Problem statement:
In the forum thread about selling on Etsy, which slingshot seller does f00by mention as being on the site?

# Etsy ?



## ceedub (Apr 22, 2013)

Im not sure if this falls into the off topic category or not but has anyone on here ever sold there creations on Etsy? If so im curious about the process and your experiences with it. Is it worth it? Have you made any money off of the site? Is there any market for cattys on the etsy site? If anyone as used it I would really appreciate a little feed back, thanks everybody.


----------



## f00by (May 18, 2010)

Hey ceedub. I have looked into it and the % of the sale they ask for seems reasonable. There are a couple of SS sellers on there but it doesn't seem like they are shifting numbers. (Hella-Slingshots are on there) I felt that it was the wrong market and decided against.


----------



## ceedub (Apr 22, 2013)

Collected material:
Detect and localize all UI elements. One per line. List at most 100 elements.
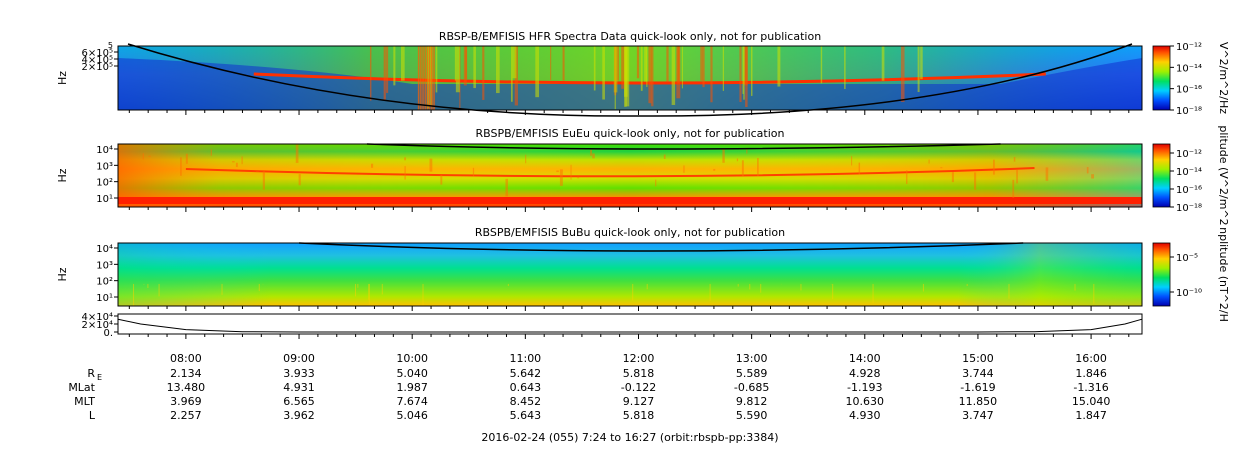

Exercise output:
Hella-Slingshots